● **Work to complete**
Find every line containing the word "image" and report the count, nothing more.

A run of records
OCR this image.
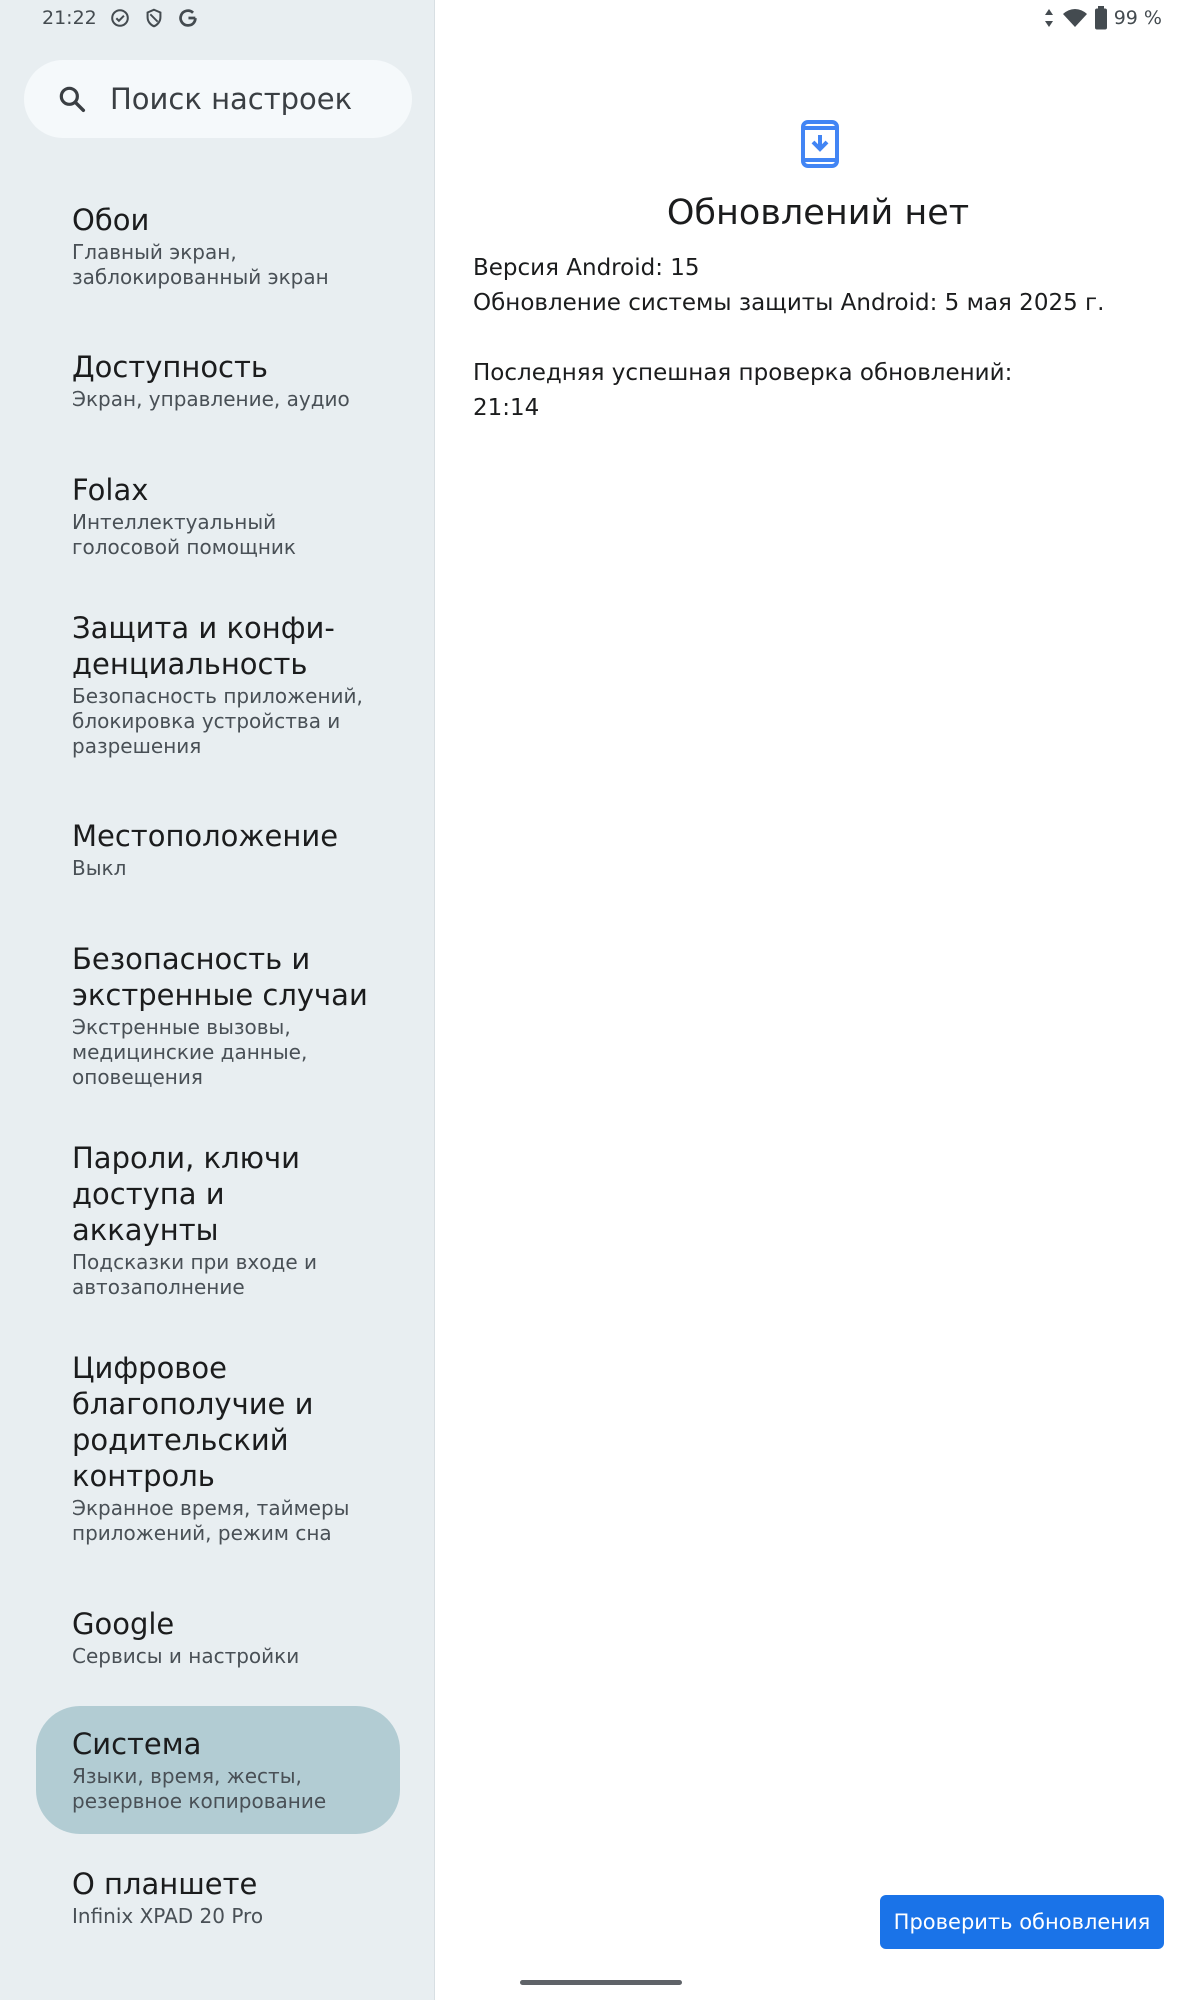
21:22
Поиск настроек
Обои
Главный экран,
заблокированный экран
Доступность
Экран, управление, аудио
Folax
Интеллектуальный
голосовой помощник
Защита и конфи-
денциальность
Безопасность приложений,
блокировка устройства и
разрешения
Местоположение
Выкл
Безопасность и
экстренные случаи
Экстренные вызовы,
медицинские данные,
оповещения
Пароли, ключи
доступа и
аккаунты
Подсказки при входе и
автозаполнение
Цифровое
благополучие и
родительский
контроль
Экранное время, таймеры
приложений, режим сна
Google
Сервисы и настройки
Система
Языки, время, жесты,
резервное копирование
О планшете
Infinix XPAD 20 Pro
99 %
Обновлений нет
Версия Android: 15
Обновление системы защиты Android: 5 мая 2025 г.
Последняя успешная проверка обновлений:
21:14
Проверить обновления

==

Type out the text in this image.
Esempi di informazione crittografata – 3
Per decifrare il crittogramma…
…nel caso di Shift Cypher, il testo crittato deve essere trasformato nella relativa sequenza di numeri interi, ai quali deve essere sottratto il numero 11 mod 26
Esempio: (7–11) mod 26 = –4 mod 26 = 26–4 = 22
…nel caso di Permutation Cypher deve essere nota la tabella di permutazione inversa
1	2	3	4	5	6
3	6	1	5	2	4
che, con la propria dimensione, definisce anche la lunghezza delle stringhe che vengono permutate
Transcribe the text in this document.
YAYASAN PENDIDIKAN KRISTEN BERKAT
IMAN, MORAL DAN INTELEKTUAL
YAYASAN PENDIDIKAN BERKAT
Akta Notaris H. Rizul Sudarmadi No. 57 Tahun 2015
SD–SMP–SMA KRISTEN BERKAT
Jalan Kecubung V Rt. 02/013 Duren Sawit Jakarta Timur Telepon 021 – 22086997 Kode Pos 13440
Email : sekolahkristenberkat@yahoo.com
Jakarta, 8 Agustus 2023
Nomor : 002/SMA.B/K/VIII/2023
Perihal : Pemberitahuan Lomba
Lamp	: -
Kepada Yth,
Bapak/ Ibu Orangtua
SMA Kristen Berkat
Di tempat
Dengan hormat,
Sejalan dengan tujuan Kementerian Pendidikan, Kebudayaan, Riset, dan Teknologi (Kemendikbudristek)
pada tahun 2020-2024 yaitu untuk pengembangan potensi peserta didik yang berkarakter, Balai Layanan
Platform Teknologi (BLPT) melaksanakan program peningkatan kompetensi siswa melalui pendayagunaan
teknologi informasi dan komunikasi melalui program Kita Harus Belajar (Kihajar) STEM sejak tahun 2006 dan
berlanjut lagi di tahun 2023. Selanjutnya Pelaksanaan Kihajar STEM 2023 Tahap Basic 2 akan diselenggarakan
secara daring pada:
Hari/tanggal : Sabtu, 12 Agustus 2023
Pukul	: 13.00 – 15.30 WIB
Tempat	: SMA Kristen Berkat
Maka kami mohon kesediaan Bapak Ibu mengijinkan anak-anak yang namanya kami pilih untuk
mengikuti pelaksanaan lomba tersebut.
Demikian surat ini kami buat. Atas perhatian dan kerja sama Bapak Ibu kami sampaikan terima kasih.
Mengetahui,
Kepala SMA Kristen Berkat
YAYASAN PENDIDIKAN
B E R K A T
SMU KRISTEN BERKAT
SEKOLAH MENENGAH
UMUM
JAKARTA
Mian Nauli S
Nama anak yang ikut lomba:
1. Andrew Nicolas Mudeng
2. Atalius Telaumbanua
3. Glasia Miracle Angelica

● **Complete answer**
2